### Provided material ###
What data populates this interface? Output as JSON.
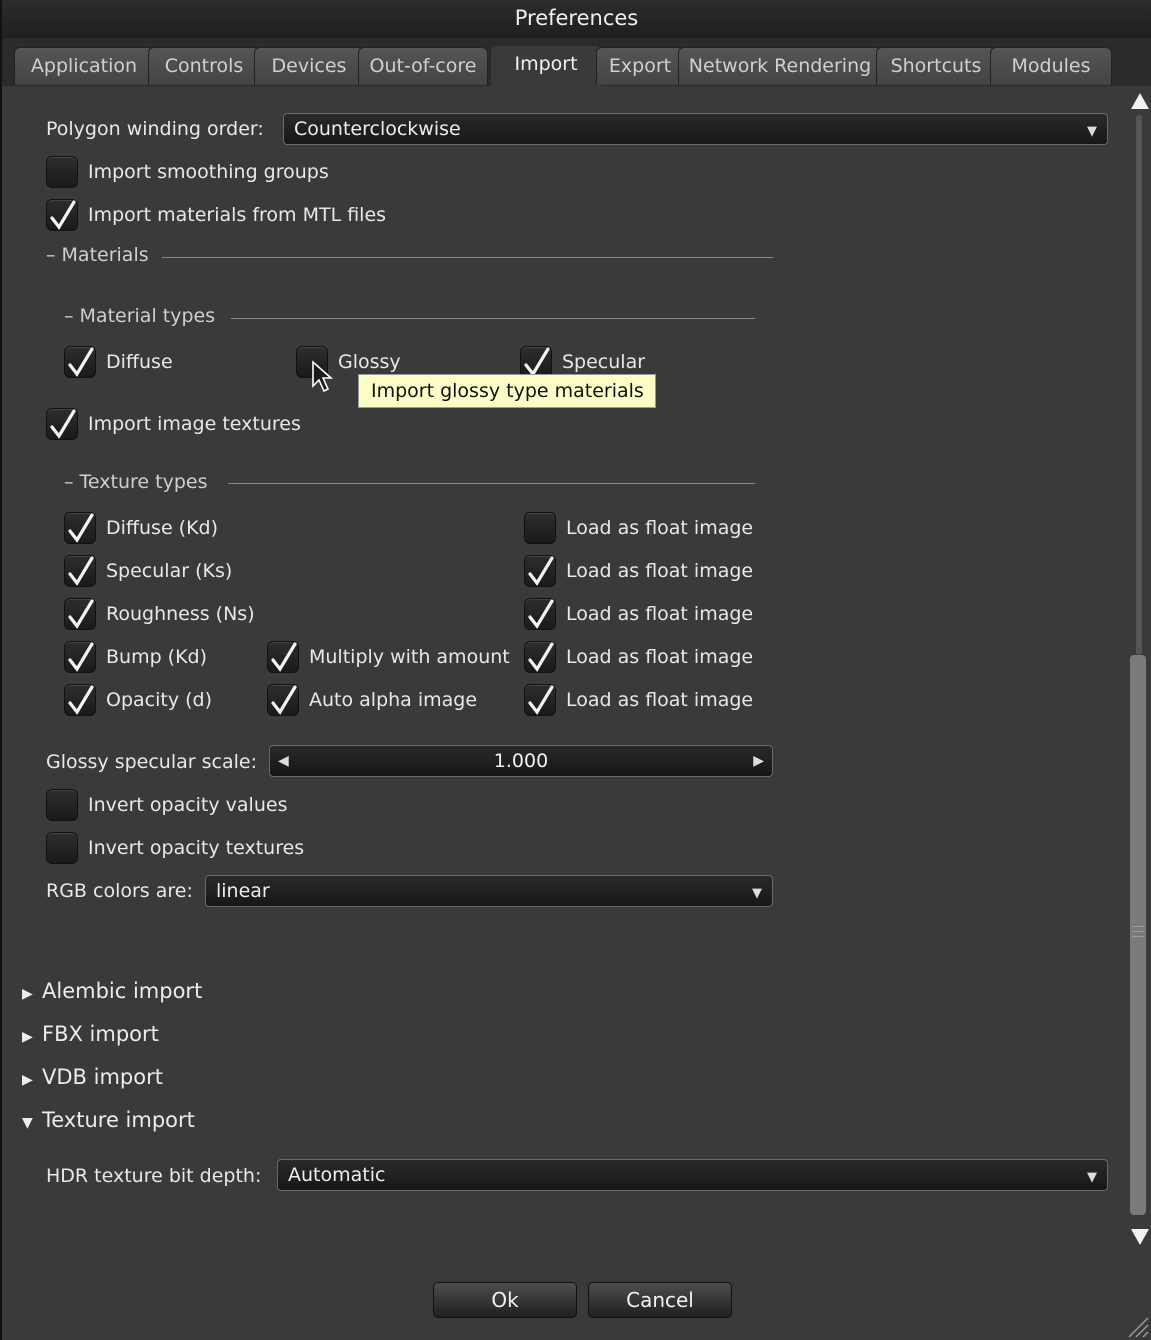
{
  "window": {
    "title": "Preferences"
  },
  "tabs": [
    {
      "label": "Application"
    },
    {
      "label": "Controls"
    },
    {
      "label": "Devices"
    },
    {
      "label": "Out-of-core"
    },
    {
      "label": "Import"
    },
    {
      "label": "Export"
    },
    {
      "label": "Network Rendering"
    },
    {
      "label": "Shortcuts"
    },
    {
      "label": "Modules"
    }
  ],
  "active_tab": "Import",
  "winding": {
    "label": "Polygon winding order:",
    "value": "Counterclockwise"
  },
  "options": {
    "smoothing": {
      "label": "Import smoothing groups",
      "checked": false
    },
    "mtl": {
      "label": "Import materials from MTL files",
      "checked": true
    }
  },
  "materials": {
    "heading": "– Materials",
    "types_heading": "– Material types",
    "diffuse": {
      "label": "Diffuse",
      "checked": true
    },
    "glossy": {
      "label": "Glossy",
      "checked": false
    },
    "specular": {
      "label": "Specular",
      "checked": true
    },
    "image_textures": {
      "label": "Import image textures",
      "checked": true
    },
    "texture_types_heading": "– Texture types",
    "texture_rows": [
      {
        "label": "Diffuse (Kd)",
        "checked": true,
        "extra": "",
        "float_label": "Load as float image",
        "float_checked": false
      },
      {
        "label": "Specular (Ks)",
        "checked": true,
        "extra": "",
        "float_label": "Load as float image",
        "float_checked": true
      },
      {
        "label": "Roughness (Ns)",
        "checked": true,
        "extra": "",
        "float_label": "Load as float image",
        "float_checked": true
      },
      {
        "label": "Bump (Kd)",
        "checked": true,
        "extra": "Multiply with amount",
        "extra_checked": true,
        "float_label": "Load as float image",
        "float_checked": true
      },
      {
        "label": "Opacity (d)",
        "checked": true,
        "extra": "Auto alpha image",
        "extra_checked": true,
        "float_label": "Load as float image",
        "float_checked": true
      }
    ]
  },
  "glossy_scale": {
    "label": "Glossy specular scale:",
    "value": "1.000"
  },
  "invert": {
    "values": {
      "label": "Invert opacity values",
      "checked": false
    },
    "textures": {
      "label": "Invert opacity textures",
      "checked": false
    }
  },
  "rgb": {
    "label": "RGB colors are:",
    "value": "linear"
  },
  "tree": [
    {
      "label": "Alembic import",
      "expanded": false
    },
    {
      "label": "FBX import",
      "expanded": false
    },
    {
      "label": "VDB import",
      "expanded": false
    },
    {
      "label": "Texture import",
      "expanded": true
    }
  ],
  "hdr": {
    "label": "HDR texture bit depth:",
    "value": "Automatic"
  },
  "tooltip": "Import glossy type materials",
  "buttons": {
    "ok": "Ok",
    "cancel": "Cancel"
  },
  "icons": {
    "check": "checkmark-icon",
    "expand": "triangle-right-icon",
    "collapse": "triangle-down-icon"
  }
}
###
Track down the lines that include the word "triangle" and copy them.

Result of the exercise:
    "expand": "triangle-right-icon",
    "collapse": "triangle-down-icon"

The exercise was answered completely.